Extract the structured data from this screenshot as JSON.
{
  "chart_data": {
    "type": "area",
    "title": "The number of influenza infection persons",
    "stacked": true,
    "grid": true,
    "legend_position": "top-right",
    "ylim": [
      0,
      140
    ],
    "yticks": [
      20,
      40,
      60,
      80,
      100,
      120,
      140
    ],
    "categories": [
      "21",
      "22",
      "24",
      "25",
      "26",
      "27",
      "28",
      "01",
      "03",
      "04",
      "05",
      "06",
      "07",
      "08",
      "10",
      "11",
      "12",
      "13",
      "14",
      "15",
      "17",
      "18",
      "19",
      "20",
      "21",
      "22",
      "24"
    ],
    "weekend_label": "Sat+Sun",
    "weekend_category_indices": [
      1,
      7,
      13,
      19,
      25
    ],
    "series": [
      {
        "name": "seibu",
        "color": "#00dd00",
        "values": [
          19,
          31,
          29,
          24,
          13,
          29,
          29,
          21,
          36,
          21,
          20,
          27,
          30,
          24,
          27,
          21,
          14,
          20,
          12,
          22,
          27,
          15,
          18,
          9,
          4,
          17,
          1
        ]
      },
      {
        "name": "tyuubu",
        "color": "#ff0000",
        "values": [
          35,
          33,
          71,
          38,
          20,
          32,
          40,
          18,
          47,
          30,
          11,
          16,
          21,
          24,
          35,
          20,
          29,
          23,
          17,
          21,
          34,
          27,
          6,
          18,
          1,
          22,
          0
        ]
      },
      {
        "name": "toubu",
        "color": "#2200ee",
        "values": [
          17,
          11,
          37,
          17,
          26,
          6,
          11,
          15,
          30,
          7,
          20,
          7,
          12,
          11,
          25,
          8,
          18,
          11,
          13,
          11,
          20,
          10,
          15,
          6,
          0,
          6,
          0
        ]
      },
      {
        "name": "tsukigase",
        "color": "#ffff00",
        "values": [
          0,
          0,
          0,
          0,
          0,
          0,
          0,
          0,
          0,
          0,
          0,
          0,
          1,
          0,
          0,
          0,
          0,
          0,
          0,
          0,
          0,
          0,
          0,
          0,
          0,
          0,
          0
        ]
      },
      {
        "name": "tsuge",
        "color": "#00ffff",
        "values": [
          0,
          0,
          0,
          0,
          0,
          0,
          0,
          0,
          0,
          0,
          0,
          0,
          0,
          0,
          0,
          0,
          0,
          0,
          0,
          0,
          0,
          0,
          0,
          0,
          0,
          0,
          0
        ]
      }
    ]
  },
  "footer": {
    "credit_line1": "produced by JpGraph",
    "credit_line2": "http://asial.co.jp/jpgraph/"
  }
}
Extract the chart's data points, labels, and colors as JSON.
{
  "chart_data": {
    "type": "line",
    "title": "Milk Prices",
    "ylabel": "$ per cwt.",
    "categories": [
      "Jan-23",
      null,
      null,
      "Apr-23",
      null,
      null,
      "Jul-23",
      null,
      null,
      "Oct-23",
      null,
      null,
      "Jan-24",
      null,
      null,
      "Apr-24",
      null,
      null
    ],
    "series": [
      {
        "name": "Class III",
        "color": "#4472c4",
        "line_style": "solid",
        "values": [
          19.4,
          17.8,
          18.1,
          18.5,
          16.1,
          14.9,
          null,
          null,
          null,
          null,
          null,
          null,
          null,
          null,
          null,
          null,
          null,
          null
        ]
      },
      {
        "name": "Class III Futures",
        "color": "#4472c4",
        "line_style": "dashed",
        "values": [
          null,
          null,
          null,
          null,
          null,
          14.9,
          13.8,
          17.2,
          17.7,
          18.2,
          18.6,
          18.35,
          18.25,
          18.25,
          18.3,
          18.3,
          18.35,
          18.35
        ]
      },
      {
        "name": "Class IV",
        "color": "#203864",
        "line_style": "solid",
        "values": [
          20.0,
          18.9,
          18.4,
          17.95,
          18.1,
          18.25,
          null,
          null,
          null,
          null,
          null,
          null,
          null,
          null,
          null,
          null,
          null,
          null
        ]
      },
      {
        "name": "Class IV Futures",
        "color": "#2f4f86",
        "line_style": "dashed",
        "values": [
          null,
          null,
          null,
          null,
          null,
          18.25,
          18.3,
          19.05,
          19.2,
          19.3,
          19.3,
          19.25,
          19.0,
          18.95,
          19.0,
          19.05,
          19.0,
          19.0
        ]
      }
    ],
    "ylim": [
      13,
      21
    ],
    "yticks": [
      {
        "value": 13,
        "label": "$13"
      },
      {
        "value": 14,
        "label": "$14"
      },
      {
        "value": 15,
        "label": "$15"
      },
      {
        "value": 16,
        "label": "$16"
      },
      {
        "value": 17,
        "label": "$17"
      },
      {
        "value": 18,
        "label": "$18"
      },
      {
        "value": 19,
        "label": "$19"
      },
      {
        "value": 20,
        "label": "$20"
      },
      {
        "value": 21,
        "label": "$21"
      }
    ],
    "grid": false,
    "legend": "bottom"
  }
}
□ □ □
→ **Description of the task**: Using the material above, gather every line that includes "Futures".

→ **Result for this task**:
        "name": "Class III Futures",
        "name": "Class IV Futures",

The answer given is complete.